▸ **OBJECTIVE**
In the material below, find how many lines contain the string "User". Write only that number.

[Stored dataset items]
━━━━━━━━━━━━━━━━━━━━━━━━━━━━━━

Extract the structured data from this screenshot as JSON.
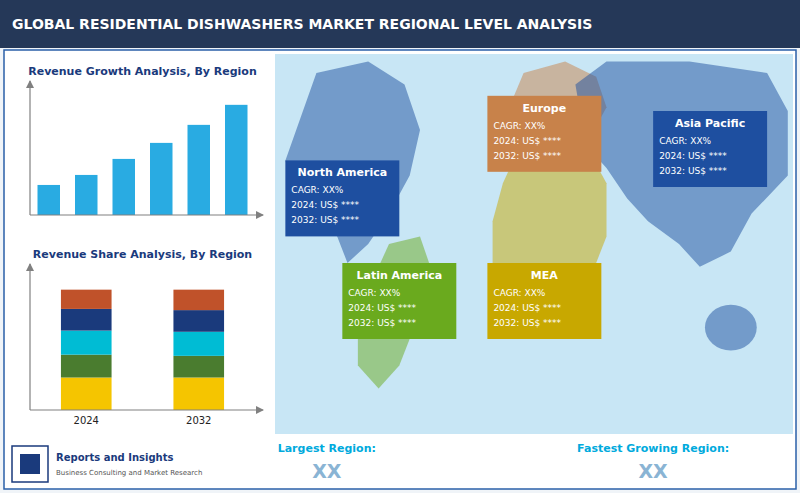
{
  "chart_data": [
    {
      "type": "bar",
      "title": "Revenue Growth Analysis, By Region",
      "categories": [
        null,
        null,
        null,
        null,
        null,
        null
      ],
      "values": [
        1.5,
        2.0,
        2.8,
        3.6,
        4.5,
        5.5
      ],
      "color": "#29abe2",
      "ylim": [
        0,
        6.49
      ],
      "tick_labels": false
    },
    {
      "type": "bar",
      "stacked": true,
      "title": "Revenue Share Analysis, By Region",
      "categories": [
        "2024",
        "2032"
      ],
      "series": [
        {
          "color": "#f5c500",
          "values": [
            0.27,
            0.27
          ]
        },
        {
          "color": "#4a7c2f",
          "values": [
            0.19,
            0.18
          ]
        },
        {
          "color": "#00bcd4",
          "values": [
            0.2,
            0.2
          ]
        },
        {
          "color": "#1a3a7c",
          "values": [
            0.18,
            0.18
          ]
        },
        {
          "color": "#c0522a",
          "values": [
            0.16,
            0.17
          ]
        }
      ],
      "ylim": [
        0,
        1.18
      ],
      "tick_labels": "x"
    },
    {
      "type": "map",
      "title": "GLOBAL RESIDENTIAL DISHWASHERS MARKET REGIONAL LEVEL ANALYSIS",
      "categories": [
        "North America",
        "Europe",
        "Asia Pacific",
        "Latin America",
        "MEA"
      ],
      "colors": [
        "#1e4fa0",
        "#c8824a",
        "#1e4fa0",
        "#6aaa1e",
        "#c8a800"
      ],
      "annotations": [
        "CAGR: XX%",
        "2024: US$ ****",
        "2032: US$ ****",
        "Largest Region:",
        "XX",
        "Fastest Growing Region:",
        "XX",
        "Reports and Insights",
        "Business Consulting and Market Research"
      ]
    }
  ]
}
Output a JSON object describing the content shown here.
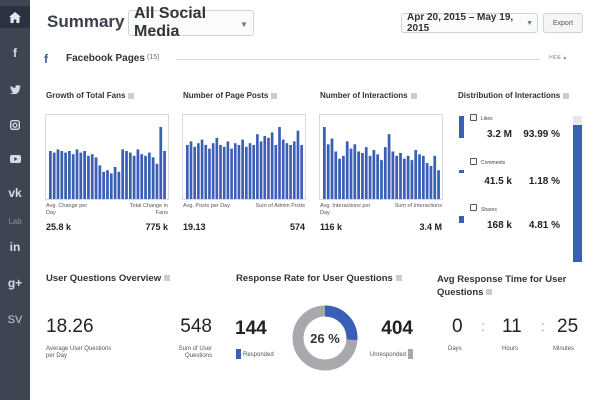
{
  "sidebar": {
    "items": [
      {
        "name": "home-icon",
        "glyph": ""
      },
      {
        "name": "facebook-icon",
        "glyph": "f"
      },
      {
        "name": "twitter-icon",
        "glyph": ""
      },
      {
        "name": "instagram-icon",
        "glyph": ""
      },
      {
        "name": "youtube-icon",
        "glyph": ""
      },
      {
        "name": "vk-icon",
        "glyph": "vk"
      },
      {
        "name": "label-item",
        "glyph": "Lab"
      },
      {
        "name": "linkedin-icon",
        "glyph": "in"
      },
      {
        "name": "googleplus-icon",
        "glyph": "g+"
      },
      {
        "name": "sv-item",
        "glyph": "SV"
      }
    ]
  },
  "header": {
    "summary_label": "Summary for",
    "channel": "All Social Media",
    "date_range": "Apr 20, 2015 – May 19, 2015",
    "export_label": "Export"
  },
  "section": {
    "title": "Facebook Pages",
    "count": "(15)",
    "hide_label": "HIDE ▲"
  },
  "panels": {
    "fans": {
      "title": "Growth of Total Fans",
      "left_caption": "Avg. Change per Day",
      "left_value": "25.8 k",
      "right_caption": "Total Change in Fans",
      "right_value": "775 k"
    },
    "posts": {
      "title": "Number of Page Posts",
      "left_caption": "Avg. Posts per Day",
      "left_value": "19.13",
      "right_caption": "Sum of Admin Posts",
      "right_value": "574"
    },
    "interactions": {
      "title": "Number of Interactions",
      "left_caption": "Avg. Interactions per Day",
      "left_value": "116 k",
      "right_caption": "Sum of Interactions",
      "right_value": "3.4 M"
    },
    "distribution": {
      "title": "Distribution of Interactions",
      "likes_label": "Likes",
      "likes_value": "3.2 M",
      "likes_pct": "93.99 %",
      "comments_label": "Comments",
      "comments_value": "41.5 k",
      "comments_pct": "1.18 %",
      "shares_label": "Shares",
      "shares_value": "168 k",
      "shares_pct": "4.81 %"
    }
  },
  "questions": {
    "title": "User Questions Overview",
    "avg_value": "18.26",
    "avg_caption": "Average User Questions per Day",
    "sum_value": "548",
    "sum_caption": "Sum of User Questions"
  },
  "response_rate": {
    "title": "Response Rate for User Questions",
    "responded_value": "144",
    "responded_label": "Responded",
    "unresponded_value": "404",
    "unresponded_label": "Unresponded",
    "percent_label": "26 %",
    "fraction": 0.26
  },
  "response_time": {
    "title": "Avg Response Time for User Questions",
    "days_value": "0",
    "days_label": "Days",
    "hours_value": "11",
    "hours_label": "Hours",
    "minutes_value": "25",
    "minutes_label": "Minutes"
  },
  "colors": {
    "accent": "#3a5fb6",
    "sidebar": "#3f4452",
    "donut_rest": "#a7a9ad"
  },
  "chart_data": [
    {
      "type": "bar",
      "title": "Growth of Total Fans",
      "values": [
        30,
        29,
        31,
        30,
        29,
        30,
        28,
        31,
        29,
        30,
        27,
        28,
        26,
        21,
        17,
        18,
        16,
        20,
        17,
        31,
        30,
        29,
        27,
        31,
        28,
        27,
        29,
        26,
        22,
        45,
        30
      ]
    },
    {
      "type": "bar",
      "title": "Number of Page Posts",
      "values": [
        30,
        32,
        29,
        31,
        33,
        30,
        28,
        31,
        34,
        30,
        29,
        32,
        28,
        31,
        30,
        33,
        29,
        31,
        30,
        36,
        32,
        35,
        34,
        37,
        30,
        40,
        33,
        31,
        30,
        32,
        38,
        30
      ]
    },
    {
      "type": "bar",
      "title": "Number of Interactions",
      "values": [
        50,
        38,
        42,
        33,
        28,
        30,
        40,
        35,
        38,
        33,
        32,
        36,
        30,
        34,
        31,
        27,
        36,
        45,
        33,
        30,
        32,
        28,
        30,
        27,
        34,
        31,
        30,
        25,
        23,
        30,
        20
      ]
    }
  ]
}
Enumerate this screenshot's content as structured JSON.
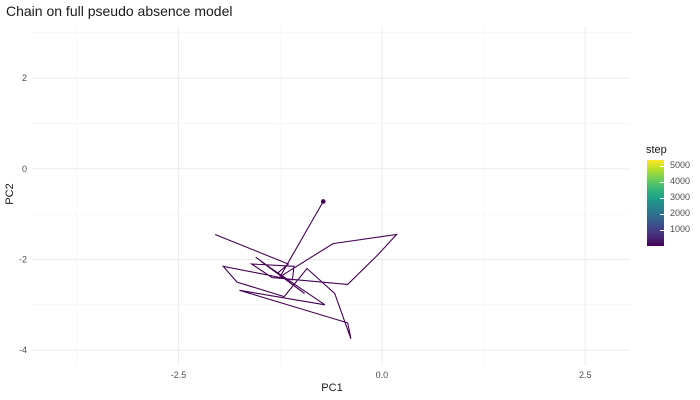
{
  "chart_data": {
    "type": "line",
    "title": "Chain on full pseudo absence model",
    "xlabel": "PC1",
    "ylabel": "PC2",
    "xlim": [
      -4.3,
      3.05
    ],
    "ylim": [
      -4.35,
      3.15
    ],
    "x_ticks": [
      -2.5,
      0.0,
      2.5
    ],
    "x_tick_labels": [
      "-2.5",
      "0.0",
      "2.5"
    ],
    "y_ticks": [
      -4,
      -2,
      0,
      2
    ],
    "y_tick_labels": [
      "-4",
      "-2",
      "0",
      "2"
    ],
    "grid": true,
    "series": [
      {
        "x": [
          -0.72,
          -1.25,
          -0.6,
          0.18,
          -0.05,
          -0.42,
          -1.35,
          -1.6,
          -1.08,
          -1.1,
          -1.95,
          -1.78,
          -1.2,
          -0.92,
          -0.58,
          -0.38,
          -0.42,
          -1.75,
          -0.7,
          -1.48,
          -0.95,
          -1.55,
          -1.28,
          -1.15,
          -2.05
        ],
        "y": [
          -0.72,
          -2.38,
          -1.65,
          -1.45,
          -1.9,
          -2.55,
          -2.4,
          -2.1,
          -2.15,
          -2.45,
          -2.15,
          -2.5,
          -2.82,
          -2.2,
          -2.75,
          -3.75,
          -3.4,
          -2.68,
          -3.0,
          -2.05,
          -2.75,
          -1.95,
          -2.3,
          -2.1,
          -1.45
        ]
      }
    ],
    "start_point": {
      "x": -0.72,
      "y": -0.72
    },
    "legend": {
      "title": "step",
      "position": "right",
      "labels": [
        "5000",
        "4000",
        "3000",
        "2000",
        "1000"
      ],
      "values": [
        5000,
        4000,
        3000,
        2000,
        1000
      ],
      "range": [
        1,
        5400
      ],
      "colormap": "viridis"
    },
    "line_color": "#440154"
  }
}
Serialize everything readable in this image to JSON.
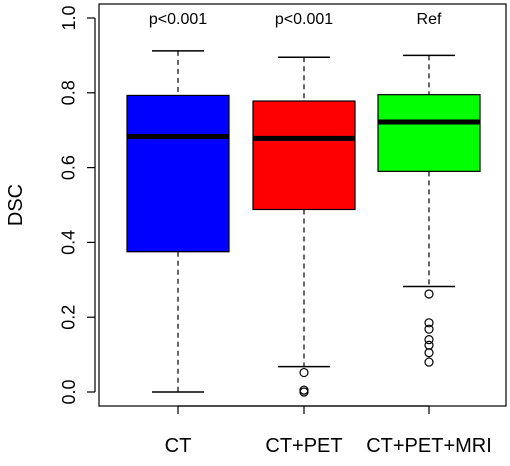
{
  "chart_data": {
    "type": "box",
    "ylabel": "DSC",
    "ylim": [
      0.0,
      1.0
    ],
    "yticks": [
      0.0,
      0.2,
      0.4,
      0.6,
      0.8,
      1.0
    ],
    "ytick_labels": [
      "0.0",
      "0.2",
      "0.4",
      "0.6",
      "0.8",
      "1.0"
    ],
    "categories": [
      "CT",
      "CT+PET",
      "CT+PET+MRI"
    ],
    "annotations": [
      "p<0.001",
      "p<0.001",
      "Ref"
    ],
    "boxes": [
      {
        "name": "CT",
        "color": "#0000ff",
        "whisker_low": 0.0,
        "q1": 0.375,
        "median": 0.683,
        "q3": 0.793,
        "whisker_high": 0.912,
        "outliers": []
      },
      {
        "name": "CT+PET",
        "color": "#ff0000",
        "whisker_low": 0.068,
        "q1": 0.488,
        "median": 0.678,
        "q3": 0.778,
        "whisker_high": 0.895,
        "outliers": [
          0.052,
          0.005,
          0.0
        ]
      },
      {
        "name": "CT+PET+MRI",
        "color": "#00ff00",
        "whisker_low": 0.282,
        "q1": 0.59,
        "median": 0.722,
        "q3": 0.795,
        "whisker_high": 0.9,
        "outliers": [
          0.262,
          0.185,
          0.168,
          0.14,
          0.125,
          0.105,
          0.08
        ]
      }
    ]
  }
}
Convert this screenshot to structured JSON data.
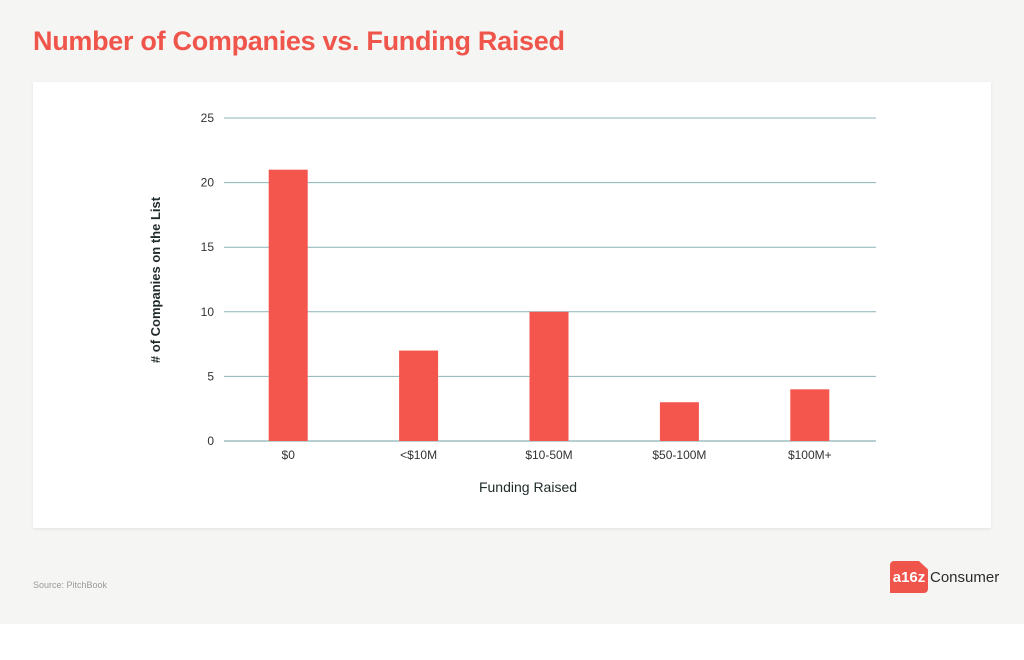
{
  "title": "Number of Companies vs. Funding Raised",
  "source": "Source: PitchBook",
  "logo": {
    "mark": "a16z",
    "text": "Consumer",
    "color": "#f0554b"
  },
  "chart_data": {
    "type": "bar",
    "categories": [
      "$0",
      "<$10M",
      "$10-50M",
      "$50-100M",
      "$100M+"
    ],
    "values": [
      21,
      7,
      10,
      3,
      4
    ],
    "xlabel": "Funding Raised",
    "ylabel": "# of Companies on the List",
    "ylim": [
      0,
      25
    ],
    "yticks": [
      0,
      5,
      10,
      15,
      20,
      25
    ],
    "grid": true,
    "bar_color": "#f4554c",
    "grid_color": "#8ab4b8"
  }
}
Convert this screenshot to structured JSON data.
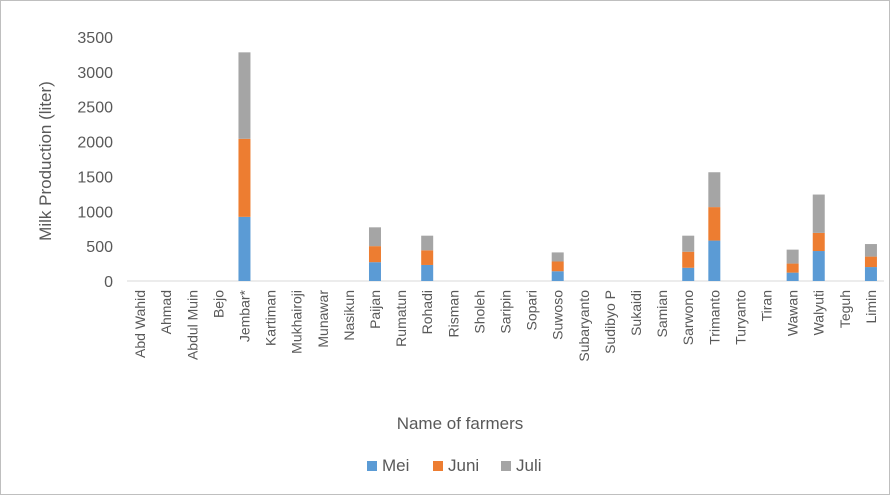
{
  "chart_data": {
    "type": "bar",
    "stacked": true,
    "title": "",
    "xlabel": "Name of farmers",
    "ylabel": "Milk Production (liter)",
    "ylim": [
      0,
      3500
    ],
    "yticks": [
      "0",
      "500",
      "1000",
      "1500",
      "2000",
      "2500",
      "3000",
      "3500"
    ],
    "grid": false,
    "legend_position": "bottom",
    "categories": [
      "Abd Wahid",
      "Ahmad",
      "Abdul Muin",
      "Bejo",
      "Jembar*",
      "Kartiman",
      "Mukhairoji",
      "Munawar",
      "Nasikun",
      "Paijan",
      "Rumatun",
      "Rohadi",
      "Risman",
      "Sholeh",
      "Saripin",
      "Sopari",
      "Suwoso",
      "Subaryanto",
      "Sudibyo P",
      "Sukaidi",
      "Samian",
      "Sarwono",
      "Trimanto",
      "Turyanto",
      "Tiran",
      "Wawan",
      "Walyuti",
      "Teguh",
      "Limin"
    ],
    "series": [
      {
        "name": "Mei",
        "color": "#5b9bd5",
        "values": [
          0,
          0,
          0,
          0,
          920,
          0,
          0,
          0,
          0,
          270,
          0,
          230,
          0,
          0,
          0,
          0,
          140,
          0,
          0,
          0,
          0,
          190,
          580,
          0,
          0,
          120,
          430,
          0,
          200
        ]
      },
      {
        "name": "Juni",
        "color": "#ed7d31",
        "values": [
          0,
          0,
          0,
          0,
          1120,
          0,
          0,
          0,
          0,
          230,
          0,
          210,
          0,
          0,
          0,
          0,
          140,
          0,
          0,
          0,
          0,
          230,
          480,
          0,
          0,
          130,
          260,
          0,
          150
        ]
      },
      {
        "name": "Juli",
        "color": "#a5a5a5",
        "values": [
          0,
          0,
          0,
          0,
          1240,
          0,
          0,
          0,
          0,
          270,
          0,
          210,
          0,
          0,
          0,
          0,
          130,
          0,
          0,
          0,
          0,
          230,
          500,
          0,
          0,
          200,
          550,
          0,
          180
        ]
      }
    ]
  }
}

━━━━━━━━━━━━━━━━━━━━━━━━━━━━━━

▸ **ANSWER FOR THIS EXERCISE**
5